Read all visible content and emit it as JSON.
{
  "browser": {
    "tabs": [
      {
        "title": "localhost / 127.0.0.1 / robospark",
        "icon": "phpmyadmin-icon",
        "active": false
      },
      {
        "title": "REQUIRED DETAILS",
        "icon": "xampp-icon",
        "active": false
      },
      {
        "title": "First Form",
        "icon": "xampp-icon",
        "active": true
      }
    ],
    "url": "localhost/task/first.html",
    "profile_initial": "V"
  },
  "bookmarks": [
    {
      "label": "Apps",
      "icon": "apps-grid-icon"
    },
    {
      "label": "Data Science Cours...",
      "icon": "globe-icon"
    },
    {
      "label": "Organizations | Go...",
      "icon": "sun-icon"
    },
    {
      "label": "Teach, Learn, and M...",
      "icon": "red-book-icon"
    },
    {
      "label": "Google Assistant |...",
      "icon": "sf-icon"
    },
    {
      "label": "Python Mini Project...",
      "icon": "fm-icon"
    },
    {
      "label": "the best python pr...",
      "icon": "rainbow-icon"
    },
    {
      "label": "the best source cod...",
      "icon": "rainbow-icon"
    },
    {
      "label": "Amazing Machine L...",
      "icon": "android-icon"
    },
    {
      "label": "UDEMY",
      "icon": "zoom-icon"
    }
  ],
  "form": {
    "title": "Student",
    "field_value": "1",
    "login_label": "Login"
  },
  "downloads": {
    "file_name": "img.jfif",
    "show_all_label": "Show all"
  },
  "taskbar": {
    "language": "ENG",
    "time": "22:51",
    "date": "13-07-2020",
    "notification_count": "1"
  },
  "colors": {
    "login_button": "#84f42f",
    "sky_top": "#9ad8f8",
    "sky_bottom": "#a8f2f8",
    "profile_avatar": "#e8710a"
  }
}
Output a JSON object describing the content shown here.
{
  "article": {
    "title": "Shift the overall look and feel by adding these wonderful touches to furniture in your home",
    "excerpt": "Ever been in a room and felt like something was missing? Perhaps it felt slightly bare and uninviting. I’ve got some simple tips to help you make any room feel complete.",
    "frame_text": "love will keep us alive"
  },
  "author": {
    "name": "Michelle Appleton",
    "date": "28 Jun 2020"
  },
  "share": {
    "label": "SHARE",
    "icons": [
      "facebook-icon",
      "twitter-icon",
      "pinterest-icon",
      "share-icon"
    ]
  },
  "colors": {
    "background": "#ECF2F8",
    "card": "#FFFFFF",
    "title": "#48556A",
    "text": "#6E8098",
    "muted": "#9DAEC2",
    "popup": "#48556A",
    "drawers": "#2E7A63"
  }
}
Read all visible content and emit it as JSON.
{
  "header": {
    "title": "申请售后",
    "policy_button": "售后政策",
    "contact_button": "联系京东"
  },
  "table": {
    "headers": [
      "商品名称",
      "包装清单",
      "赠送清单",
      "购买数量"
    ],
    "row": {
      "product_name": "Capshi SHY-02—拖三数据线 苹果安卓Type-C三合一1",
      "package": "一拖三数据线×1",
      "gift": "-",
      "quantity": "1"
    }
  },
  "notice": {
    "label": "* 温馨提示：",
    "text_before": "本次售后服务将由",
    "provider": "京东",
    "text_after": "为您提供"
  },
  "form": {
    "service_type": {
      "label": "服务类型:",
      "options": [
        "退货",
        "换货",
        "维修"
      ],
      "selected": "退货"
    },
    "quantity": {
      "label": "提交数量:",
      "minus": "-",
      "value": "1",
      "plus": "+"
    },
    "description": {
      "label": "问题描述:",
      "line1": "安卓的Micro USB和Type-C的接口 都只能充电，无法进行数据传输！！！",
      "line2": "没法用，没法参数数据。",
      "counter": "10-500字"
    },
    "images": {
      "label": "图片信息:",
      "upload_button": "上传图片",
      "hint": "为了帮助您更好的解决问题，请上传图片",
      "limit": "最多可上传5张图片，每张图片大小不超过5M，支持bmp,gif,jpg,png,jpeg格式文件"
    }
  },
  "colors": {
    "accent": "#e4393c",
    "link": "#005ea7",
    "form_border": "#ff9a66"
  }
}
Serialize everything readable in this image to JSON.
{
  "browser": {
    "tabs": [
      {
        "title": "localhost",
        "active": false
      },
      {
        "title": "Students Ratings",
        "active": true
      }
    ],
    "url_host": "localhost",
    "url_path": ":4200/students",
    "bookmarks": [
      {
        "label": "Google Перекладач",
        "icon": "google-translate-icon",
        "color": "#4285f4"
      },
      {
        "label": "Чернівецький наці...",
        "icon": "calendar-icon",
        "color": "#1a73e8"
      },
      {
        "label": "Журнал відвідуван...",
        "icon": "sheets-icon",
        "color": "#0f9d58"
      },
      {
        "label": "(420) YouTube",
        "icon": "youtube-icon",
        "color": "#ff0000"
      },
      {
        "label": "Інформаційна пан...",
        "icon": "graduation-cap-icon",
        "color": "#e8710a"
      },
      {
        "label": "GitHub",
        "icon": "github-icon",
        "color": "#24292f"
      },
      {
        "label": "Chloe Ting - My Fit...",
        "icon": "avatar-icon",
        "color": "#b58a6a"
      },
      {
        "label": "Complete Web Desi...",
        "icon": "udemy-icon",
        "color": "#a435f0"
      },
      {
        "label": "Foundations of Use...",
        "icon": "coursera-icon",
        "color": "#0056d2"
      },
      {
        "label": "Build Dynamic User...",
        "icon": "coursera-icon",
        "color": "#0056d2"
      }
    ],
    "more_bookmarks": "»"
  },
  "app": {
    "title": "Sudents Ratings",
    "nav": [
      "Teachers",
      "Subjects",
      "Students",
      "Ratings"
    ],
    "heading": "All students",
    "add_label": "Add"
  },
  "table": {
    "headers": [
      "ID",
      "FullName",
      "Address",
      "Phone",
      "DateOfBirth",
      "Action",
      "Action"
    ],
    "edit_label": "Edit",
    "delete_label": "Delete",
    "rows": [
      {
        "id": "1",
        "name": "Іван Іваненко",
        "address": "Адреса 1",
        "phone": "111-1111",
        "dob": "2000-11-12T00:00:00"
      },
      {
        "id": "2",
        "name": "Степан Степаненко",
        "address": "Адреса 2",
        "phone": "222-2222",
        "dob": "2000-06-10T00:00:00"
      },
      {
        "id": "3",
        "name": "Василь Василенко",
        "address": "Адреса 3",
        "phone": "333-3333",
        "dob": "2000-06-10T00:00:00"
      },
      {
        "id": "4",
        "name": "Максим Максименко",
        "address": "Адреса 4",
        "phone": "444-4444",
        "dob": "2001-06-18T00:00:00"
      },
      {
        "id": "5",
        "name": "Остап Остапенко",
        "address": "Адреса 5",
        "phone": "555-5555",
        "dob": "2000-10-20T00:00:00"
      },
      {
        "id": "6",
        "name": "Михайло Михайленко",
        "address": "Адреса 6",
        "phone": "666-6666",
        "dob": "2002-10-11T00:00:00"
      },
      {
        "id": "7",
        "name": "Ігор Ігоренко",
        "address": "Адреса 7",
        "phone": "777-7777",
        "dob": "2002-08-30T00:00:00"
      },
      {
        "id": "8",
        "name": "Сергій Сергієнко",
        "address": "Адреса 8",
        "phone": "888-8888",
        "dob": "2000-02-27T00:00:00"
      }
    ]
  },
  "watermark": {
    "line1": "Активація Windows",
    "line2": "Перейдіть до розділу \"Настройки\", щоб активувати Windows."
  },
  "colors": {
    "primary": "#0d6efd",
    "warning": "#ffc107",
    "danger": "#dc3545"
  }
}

━━━━━━━━━━

◆ TASK DESCRIPTION ◆
Write down all the entries again without a single difference.

◆ PROBLEM SOLUTION ◆
Read all visible content and emit it as JSON.
{
  "browser": {
    "tabs": [
      {
        "title": "localhost / 127.0.0.1 / robospark",
        "icon": "phpmyadmin-icon",
        "active": false
      },
      {
        "title": "REQUIRED DETAILS",
        "icon": "xampp-icon",
        "active": false
      },
      {
        "title": "First Form",
        "icon": "xampp-icon",
        "active": true
      }
    ],
    "url": "localhost/task/first.html",
    "profile_initial": "V"
  },
  "bookmarks": [
    {
      "label": "Apps",
      "icon": "apps-grid-icon"
    },
    {
      "label": "Data Science Cours...",
      "icon": "globe-icon"
    },
    {
      "label": "Organizations | Go...",
      "icon": "sun-icon"
    },
    {
      "label": "Teach, Learn, and M...",
      "icon": "red-book-icon"
    },
    {
      "label": "Google Assistant |...",
      "icon": "sf-icon"
    },
    {
      "label": "Python Mini Project...",
      "icon": "fm-icon"
    },
    {
      "label": "the best python pr...",
      "icon": "rainbow-icon"
    },
    {
      "label": "the best source cod...",
      "icon": "rainbow-icon"
    },
    {
      "label": "Amazing Machine L...",
      "icon": "android-icon"
    },
    {
      "label": "UDEMY",
      "icon": "zoom-icon"
    }
  ],
  "form": {
    "title": "Student",
    "field_value": "1",
    "login_label": "Login"
  },
  "downloads": {
    "file_name": "img.jfif",
    "show_all_label": "Show all"
  },
  "taskbar": {
    "language": "ENG",
    "time": "22:51",
    "date": "13-07-2020",
    "notification_count": "1"
  },
  "colors": {
    "login_button": "#84f42f",
    "sky_top": "#9ad8f8",
    "sky_bottom": "#a8f2f8",
    "profile_avatar": "#e8710a"
  }
}
Output a JSON object describing the content shown here.
{
  "article": {
    "title": "Shift the overall look and feel by adding these wonderful touches to furniture in your home",
    "excerpt": "Ever been in a room and felt like something was missing? Perhaps it felt slightly bare and uninviting. I’ve got some simple tips to help you make any room feel complete.",
    "frame_text": "love will keep us alive"
  },
  "author": {
    "name": "Michelle Appleton",
    "date": "28 Jun 2020"
  },
  "share": {
    "label": "SHARE",
    "icons": [
      "facebook-icon",
      "twitter-icon",
      "pinterest-icon",
      "share-icon"
    ]
  },
  "colors": {
    "background": "#ECF2F8",
    "card": "#FFFFFF",
    "title": "#48556A",
    "text": "#6E8098",
    "muted": "#9DAEC2",
    "popup": "#48556A",
    "drawers": "#2E7A63"
  }
}
Read all visible content and emit it as JSON.
{
  "header": {
    "title": "申请售后",
    "policy_button": "售后政策",
    "contact_button": "联系京东"
  },
  "table": {
    "headers": [
      "商品名称",
      "包装清单",
      "赠送清单",
      "购买数量"
    ],
    "row": {
      "product_name": "Capshi SHY-02—拖三数据线 苹果安卓Type-C三合一1",
      "package": "一拖三数据线×1",
      "gift": "-",
      "quantity": "1"
    }
  },
  "notice": {
    "label": "* 温馨提示：",
    "text_before": "本次售后服务将由",
    "provider": "京东",
    "text_after": "为您提供"
  },
  "form": {
    "service_type": {
      "label": "服务类型:",
      "options": [
        "退货",
        "换货",
        "维修"
      ],
      "selected": "退货"
    },
    "quantity": {
      "label": "提交数量:",
      "minus": "-",
      "value": "1",
      "plus": "+"
    },
    "description": {
      "label": "问题描述:",
      "line1": "安卓的Micro USB和Type-C的接口 都只能充电，无法进行数据传输！！！",
      "line2": "没法用，没法参数数据。",
      "counter": "10-500字"
    },
    "images": {
      "label": "图片信息:",
      "upload_button": "上传图片",
      "hint": "为了帮助您更好的解决问题，请上传图片",
      "limit": "最多可上传5张图片，每张图片大小不超过5M，支持bmp,gif,jpg,png,jpeg格式文件"
    }
  },
  "colors": {
    "accent": "#e4393c",
    "link": "#005ea7",
    "form_border": "#ff9a66"
  }
}
Serialize everything readable in this image to JSON.
{
  "browser": {
    "tabs": [
      {
        "title": "localhost",
        "active": false
      },
      {
        "title": "Students Ratings",
        "active": true
      }
    ],
    "url_host": "localhost",
    "url_path": ":4200/students",
    "bookmarks": [
      {
        "label": "Google Перекладач",
        "icon": "google-translate-icon",
        "color": "#4285f4"
      },
      {
        "label": "Чернівецький наці...",
        "icon": "calendar-icon",
        "color": "#1a73e8"
      },
      {
        "label": "Журнал відвідуван...",
        "icon": "sheets-icon",
        "color": "#0f9d58"
      },
      {
        "label": "(420) YouTube",
        "icon": "youtube-icon",
        "color": "#ff0000"
      },
      {
        "label": "Інформаційна пан...",
        "icon": "graduation-cap-icon",
        "color": "#e8710a"
      },
      {
        "label": "GitHub",
        "icon": "github-icon",
        "color": "#24292f"
      },
      {
        "label": "Chloe Ting - My Fit...",
        "icon": "avatar-icon",
        "color": "#b58a6a"
      },
      {
        "label": "Complete Web Desi...",
        "icon": "udemy-icon",
        "color": "#a435f0"
      },
      {
        "label": "Foundations of Use...",
        "icon": "coursera-icon",
        "color": "#0056d2"
      },
      {
        "label": "Build Dynamic User...",
        "icon": "coursera-icon",
        "color": "#0056d2"
      }
    ],
    "more_bookmarks": "»"
  },
  "app": {
    "title": "Sudents Ratings",
    "nav": [
      "Teachers",
      "Subjects",
      "Students",
      "Ratings"
    ],
    "heading": "All students",
    "add_label": "Add"
  },
  "table": {
    "headers": [
      "ID",
      "FullName",
      "Address",
      "Phone",
      "DateOfBirth",
      "Action",
      "Action"
    ],
    "edit_label": "Edit",
    "delete_label": "Delete",
    "rows": [
      {
        "id": "1",
        "name": "Іван Іваненко",
        "address": "Адреса 1",
        "phone": "111-1111",
        "dob": "2000-11-12T00:00:00"
      },
      {
        "id": "2",
        "name": "Степан Степаненко",
        "address": "Адреса 2",
        "phone": "222-2222",
        "dob": "2000-06-10T00:00:00"
      },
      {
        "id": "3",
        "name": "Василь Василенко",
        "address": "Адреса 3",
        "phone": "333-3333",
        "dob": "2000-06-10T00:00:00"
      },
      {
        "id": "4",
        "name": "Максим Максименко",
        "address": "Адреса 4",
        "phone": "444-4444",
        "dob": "2001-06-18T00:00:00"
      },
      {
        "id": "5",
        "name": "Остап Остапенко",
        "address": "Адреса 5",
        "phone": "555-5555",
        "dob": "2000-10-20T00:00:00"
      },
      {
        "id": "6",
        "name": "Михайло Михайленко",
        "address": "Адреса 6",
        "phone": "666-6666",
        "dob": "2002-10-11T00:00:00"
      },
      {
        "id": "7",
        "name": "Ігор Ігоренко",
        "address": "Адреса 7",
        "phone": "777-7777",
        "dob": "2002-08-30T00:00:00"
      },
      {
        "id": "8",
        "name": "Сергій Сергієнко",
        "address": "Адреса 8",
        "phone": "888-8888",
        "dob": "2000-02-27T00:00:00"
      }
    ]
  },
  "watermark": {
    "line1": "Активація Windows",
    "line2": "Перейдіть до розділу \"Настройки\", щоб активувати Windows."
  },
  "colors": {
    "primary": "#0d6efd",
    "warning": "#ffc107",
    "danger": "#dc3545"
  }
}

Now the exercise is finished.